■ EXERCISE REQUIREMENTS: Determine how many lines hold "size" and give only that number.

(Items from a figure collection)
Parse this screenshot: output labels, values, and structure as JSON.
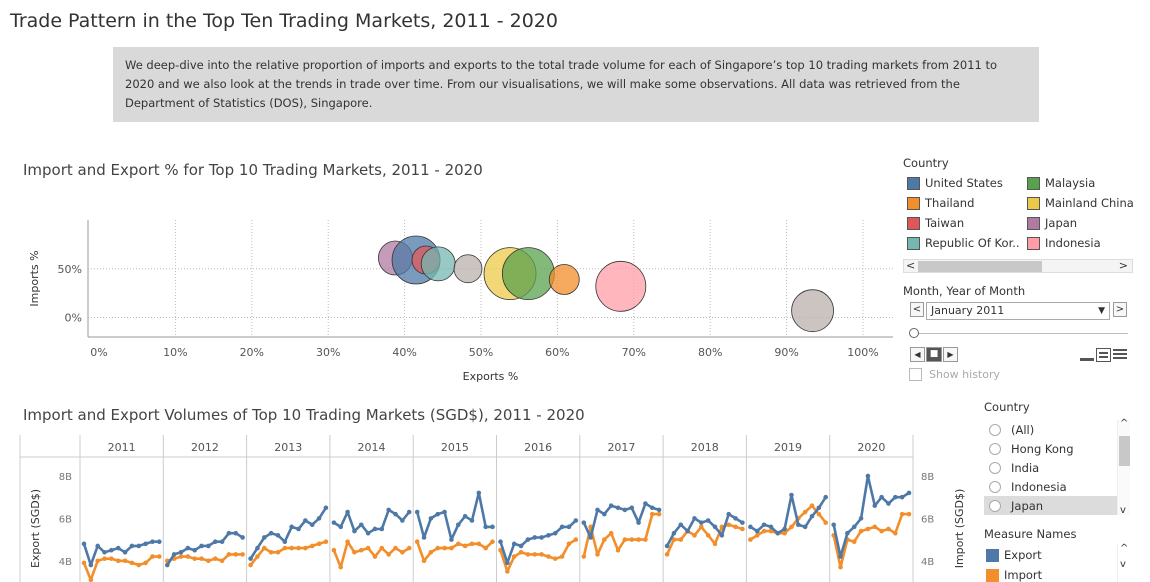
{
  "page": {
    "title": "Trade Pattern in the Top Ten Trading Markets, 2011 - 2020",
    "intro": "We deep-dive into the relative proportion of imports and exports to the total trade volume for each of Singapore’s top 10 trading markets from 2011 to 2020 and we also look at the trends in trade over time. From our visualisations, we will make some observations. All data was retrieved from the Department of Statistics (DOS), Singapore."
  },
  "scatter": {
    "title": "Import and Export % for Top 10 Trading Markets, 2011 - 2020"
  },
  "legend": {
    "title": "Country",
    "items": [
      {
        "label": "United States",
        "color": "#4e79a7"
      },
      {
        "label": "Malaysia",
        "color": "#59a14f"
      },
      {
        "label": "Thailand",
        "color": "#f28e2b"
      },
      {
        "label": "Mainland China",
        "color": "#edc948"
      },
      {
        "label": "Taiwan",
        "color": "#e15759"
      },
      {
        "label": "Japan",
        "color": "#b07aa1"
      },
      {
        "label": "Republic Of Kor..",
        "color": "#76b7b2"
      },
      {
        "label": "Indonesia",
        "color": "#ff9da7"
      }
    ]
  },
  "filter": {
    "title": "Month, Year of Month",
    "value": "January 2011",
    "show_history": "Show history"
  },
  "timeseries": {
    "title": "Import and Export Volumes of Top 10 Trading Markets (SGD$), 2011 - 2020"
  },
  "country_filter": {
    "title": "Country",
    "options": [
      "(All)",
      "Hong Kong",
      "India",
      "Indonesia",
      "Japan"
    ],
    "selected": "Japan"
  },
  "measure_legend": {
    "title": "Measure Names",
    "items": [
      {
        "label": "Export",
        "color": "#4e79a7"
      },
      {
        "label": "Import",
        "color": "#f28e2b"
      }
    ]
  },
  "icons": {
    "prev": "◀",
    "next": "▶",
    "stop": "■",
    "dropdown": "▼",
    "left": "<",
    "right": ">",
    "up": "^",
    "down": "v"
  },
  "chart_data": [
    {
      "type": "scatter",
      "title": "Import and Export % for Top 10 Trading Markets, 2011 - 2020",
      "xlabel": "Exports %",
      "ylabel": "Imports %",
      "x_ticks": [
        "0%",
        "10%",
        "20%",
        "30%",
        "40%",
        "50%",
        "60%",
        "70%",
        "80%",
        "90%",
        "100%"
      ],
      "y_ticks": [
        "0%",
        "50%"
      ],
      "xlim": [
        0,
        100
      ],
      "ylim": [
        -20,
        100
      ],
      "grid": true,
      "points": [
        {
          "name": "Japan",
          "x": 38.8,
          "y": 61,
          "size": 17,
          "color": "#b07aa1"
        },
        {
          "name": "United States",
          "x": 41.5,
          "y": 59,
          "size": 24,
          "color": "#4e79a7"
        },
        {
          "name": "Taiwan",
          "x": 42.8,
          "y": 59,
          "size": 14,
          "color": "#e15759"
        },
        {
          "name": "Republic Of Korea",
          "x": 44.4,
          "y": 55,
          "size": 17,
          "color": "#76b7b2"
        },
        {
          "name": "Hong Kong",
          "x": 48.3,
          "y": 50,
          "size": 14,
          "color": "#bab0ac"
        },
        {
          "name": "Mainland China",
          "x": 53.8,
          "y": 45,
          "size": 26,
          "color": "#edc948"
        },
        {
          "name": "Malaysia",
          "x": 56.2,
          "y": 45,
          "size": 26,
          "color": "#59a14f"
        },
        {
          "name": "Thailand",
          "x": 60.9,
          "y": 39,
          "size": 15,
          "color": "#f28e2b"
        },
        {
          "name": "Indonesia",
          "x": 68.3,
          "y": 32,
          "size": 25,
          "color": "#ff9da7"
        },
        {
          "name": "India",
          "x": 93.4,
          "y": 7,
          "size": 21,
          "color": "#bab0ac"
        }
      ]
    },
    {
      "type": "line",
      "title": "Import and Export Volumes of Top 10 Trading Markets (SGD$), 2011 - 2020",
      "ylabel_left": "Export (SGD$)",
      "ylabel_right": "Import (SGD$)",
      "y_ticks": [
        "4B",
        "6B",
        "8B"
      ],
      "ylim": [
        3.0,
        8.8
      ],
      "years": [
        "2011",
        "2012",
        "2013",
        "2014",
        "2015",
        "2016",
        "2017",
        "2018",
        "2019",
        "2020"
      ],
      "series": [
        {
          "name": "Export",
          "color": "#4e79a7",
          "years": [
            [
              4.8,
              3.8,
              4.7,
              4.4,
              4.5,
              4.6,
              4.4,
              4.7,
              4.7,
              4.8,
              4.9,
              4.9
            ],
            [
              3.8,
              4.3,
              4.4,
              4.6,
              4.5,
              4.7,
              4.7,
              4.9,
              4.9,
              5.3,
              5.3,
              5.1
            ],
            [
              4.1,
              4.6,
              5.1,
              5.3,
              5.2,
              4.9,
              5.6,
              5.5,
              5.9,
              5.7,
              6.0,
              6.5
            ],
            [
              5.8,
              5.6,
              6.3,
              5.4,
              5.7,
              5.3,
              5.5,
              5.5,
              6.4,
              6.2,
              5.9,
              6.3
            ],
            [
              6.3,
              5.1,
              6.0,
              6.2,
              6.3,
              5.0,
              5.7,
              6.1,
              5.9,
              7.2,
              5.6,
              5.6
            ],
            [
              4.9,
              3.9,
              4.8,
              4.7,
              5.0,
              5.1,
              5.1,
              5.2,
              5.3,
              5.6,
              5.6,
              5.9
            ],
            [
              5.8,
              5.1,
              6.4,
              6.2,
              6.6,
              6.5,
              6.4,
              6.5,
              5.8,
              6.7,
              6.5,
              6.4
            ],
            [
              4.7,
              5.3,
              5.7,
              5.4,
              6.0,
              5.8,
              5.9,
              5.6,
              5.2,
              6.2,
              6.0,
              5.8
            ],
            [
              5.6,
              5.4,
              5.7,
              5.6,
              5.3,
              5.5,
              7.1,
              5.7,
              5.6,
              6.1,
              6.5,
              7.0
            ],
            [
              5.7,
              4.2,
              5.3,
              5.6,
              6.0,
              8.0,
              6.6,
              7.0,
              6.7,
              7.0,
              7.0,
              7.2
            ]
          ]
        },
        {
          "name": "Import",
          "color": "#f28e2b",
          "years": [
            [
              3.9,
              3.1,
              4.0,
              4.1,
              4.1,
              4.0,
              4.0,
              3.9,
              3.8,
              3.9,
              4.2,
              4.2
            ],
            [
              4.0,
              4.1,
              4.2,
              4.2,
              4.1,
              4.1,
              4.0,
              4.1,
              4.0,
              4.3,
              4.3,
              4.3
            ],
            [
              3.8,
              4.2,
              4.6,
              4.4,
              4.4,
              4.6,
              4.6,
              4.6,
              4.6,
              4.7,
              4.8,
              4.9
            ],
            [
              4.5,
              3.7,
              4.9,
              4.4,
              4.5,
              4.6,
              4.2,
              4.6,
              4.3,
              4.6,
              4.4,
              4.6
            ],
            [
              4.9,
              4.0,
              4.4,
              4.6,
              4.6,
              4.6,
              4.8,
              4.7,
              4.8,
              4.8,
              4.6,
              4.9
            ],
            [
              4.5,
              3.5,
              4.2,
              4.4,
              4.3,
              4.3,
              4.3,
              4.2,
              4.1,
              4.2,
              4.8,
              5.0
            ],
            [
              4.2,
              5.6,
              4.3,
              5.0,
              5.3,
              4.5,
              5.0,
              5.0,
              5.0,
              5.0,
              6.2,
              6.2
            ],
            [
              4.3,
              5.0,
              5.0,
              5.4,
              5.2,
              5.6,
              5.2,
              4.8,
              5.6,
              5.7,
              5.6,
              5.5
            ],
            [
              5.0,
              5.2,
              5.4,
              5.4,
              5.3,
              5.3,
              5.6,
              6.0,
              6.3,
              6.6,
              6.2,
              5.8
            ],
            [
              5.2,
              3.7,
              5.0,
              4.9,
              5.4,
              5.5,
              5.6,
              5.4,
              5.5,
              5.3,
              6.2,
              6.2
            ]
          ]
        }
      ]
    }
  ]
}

■ SOLUTION FOR THIS EXERCISE: 10